Aim:
Please write out the material below exactly as given.

_____

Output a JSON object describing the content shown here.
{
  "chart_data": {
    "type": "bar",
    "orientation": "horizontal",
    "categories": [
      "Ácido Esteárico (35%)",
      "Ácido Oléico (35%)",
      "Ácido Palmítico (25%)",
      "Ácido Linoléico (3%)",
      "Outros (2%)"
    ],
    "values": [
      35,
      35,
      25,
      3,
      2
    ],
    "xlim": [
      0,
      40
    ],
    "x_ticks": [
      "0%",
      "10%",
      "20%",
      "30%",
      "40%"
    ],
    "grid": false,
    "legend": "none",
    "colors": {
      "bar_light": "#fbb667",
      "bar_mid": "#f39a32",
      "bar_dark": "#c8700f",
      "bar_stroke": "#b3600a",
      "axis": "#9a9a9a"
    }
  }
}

_____

Written response:
Output a JSON object describing the content shown here.
{
  "chart_data": {
    "type": "bar",
    "orientation": "horizontal",
    "categories": [
      "Ácido Esteárico (35%)",
      "Ácido Oléico (35%)",
      "Ácido Palmítico (25%)",
      "Ácido Linoléico (3%)",
      "Outros (2%)"
    ],
    "values": [
      35,
      35,
      25,
      3,
      2
    ],
    "xlim": [
      0,
      40
    ],
    "x_ticks": [
      "0%",
      "10%",
      "20%",
      "30%",
      "40%"
    ],
    "grid": false,
    "legend": "none",
    "colors": {
      "bar_light": "#fbb667",
      "bar_mid": "#f39a32",
      "bar_dark": "#c8700f",
      "bar_stroke": "#b3600a",
      "axis": "#9a9a9a"
    }
  }
}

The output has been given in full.